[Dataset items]
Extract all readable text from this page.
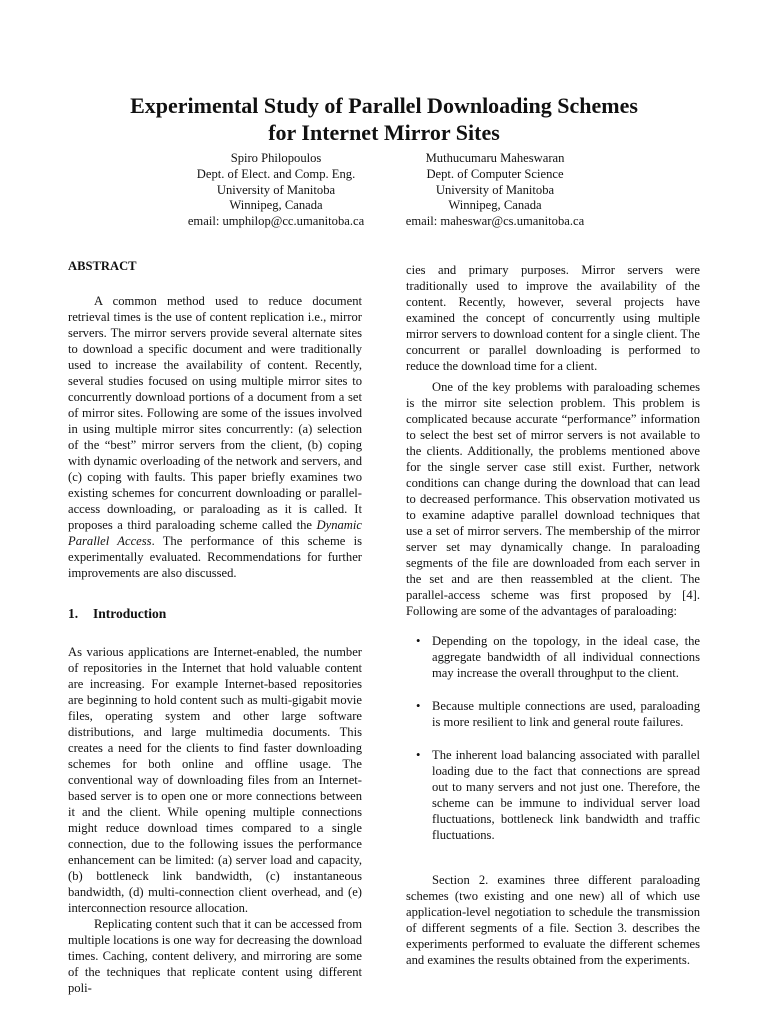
Experimental Study of Parallel Downloading Schemes
for Internet Mirror Sites
Spiro Philopoulos
Dept. of Elect. and Comp. Eng.
University of Manitoba
Winnipeg, Canada
email: umphilop@cc.umanitoba.ca
Muthucumaru Maheswaran
Dept. of Computer Science
University of Manitoba
Winnipeg, Canada
email: maheswar@cs.umanitoba.ca
ABSTRACT

A common method used to reduce document retrieval times is the use of content replication i.e., mirror servers. The mirror servers provide several alternate sites to download a specific document and were traditionally used to increase the availability of content. Recently, several studies focused on using multiple mirror sites to concurrently download portions of a document from a set of mirror sites. Following are some of the issues involved in using multiple mirror sites concurrently: (a) selection of the “best” mirror servers from the client, (b) coping with dynamic overloading of the network and servers, and (c) coping with faults. This paper briefly examines two existing schemes for concurrent downloading or parallel-access downloading, or paraloading as it is called. It proposes a third paraloading scheme called the Dynamic Parallel Access. The performance of this scheme is experimentally evaluated. Recommendations for further improvements are also discussed.

1. Introduction

As various applications are Internet-enabled, the number of repositories in the Internet that hold valuable content are increasing. For example Internet-based repositories are beginning to hold content such as multi-gigabit movie files, operating system and other large software distributions, and large multimedia documents. This creates a need for the clients to find faster downloading schemes for both online and offline usage. The conventional way of downloading files from an Internet-based server is to open one or more connections between it and the client. While opening multiple connections might reduce download times compared to a single connection, due to the following issues the performance enhancement can be limited: (a) server load and capacity, (b) bottleneck link bandwidth, (c) instantaneous bandwidth, (d) multi-connection client overhead, and (e) interconnection resource allocation.

Replicating content such that it can be accessed from multiple locations is one way for decreasing the download times. Caching, content delivery, and mirroring are some of the techniques that replicate content using different poli-

cies and primary purposes. Mirror servers were traditionally used to improve the availability of the content. Recently, however, several projects have examined the concept of concurrently using multiple mirror servers to download content for a single client. The concurrent or parallel downloading is performed to reduce the download time for a client.

One of the key problems with paraloading schemes is the mirror site selection problem. This problem is complicated because accurate “performance” information to select the best set of mirror servers is not available to the clients. Additionally, the problems mentioned above for the single server case still exist. Further, network conditions can change during the download that can lead to decreased performance. This observation motivated us to examine adaptive parallel download techniques that use a set of mirror servers. The membership of the mirror server set may dynamically change. In paraloading segments of the file are downloaded from each server in the set and are then reassembled at the client. The parallel-access scheme was first proposed by [4]. Following are some of the advantages of paraloading:

• Depending on the topology, in the ideal case, the aggregate bandwidth of all individual connections may increase the overall throughput to the client.
• Because multiple connections are used, paraloading is more resilient to link and general route failures.
• The inherent load balancing associated with parallel loading due to the fact that connections are spread out to many servers and not just one. Therefore, the scheme can be immune to individual server load fluctuations, bottleneck link bandwidth and traffic fluctuations.

Section 2. examines three different paraloading schemes (two existing and one new) all of which use application-level negotiation to schedule the transmission of different segments of a file. Section 3. describes the experiments performed to evaluate the different schemes and examines the results obtained from the experiments.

Exercise directions
Gather each line of the listing that holds the string "bandwidth".

Answer
As various applications are Internet-enabled, the number of repositories in the Internet that hold valuable content are increasing. For example Internet-based repositories are beginning to hold content such as multi-gigabit movie files, operating system and other large software distributions, and large multimedia documents. This creates a need for the clients to find faster downloading schemes for both online and offline usage. The conventional way of downloading files from an Internet-based server is to open one or more connections between it and the client. While opening multiple connections might reduce download times compared to a single connection, due to the following issues the performance enhancement can be limited: (a) server load and capacity, (b) bottleneck link bandwidth, (c) instantaneous bandwidth, (d) multi-connection client overhead, and (e) interconnection resource allocation.
• Depending on the topology, in the ideal case, the aggregate bandwidth of all individual connections may increase the overall throughput to the client.
• The inherent load balancing associated with parallel loading due to the fact that connections are spread out to many servers and not just one. Therefore, the scheme can be immune to individual server load fluctuations, bottleneck link bandwidth and traffic fluctuations.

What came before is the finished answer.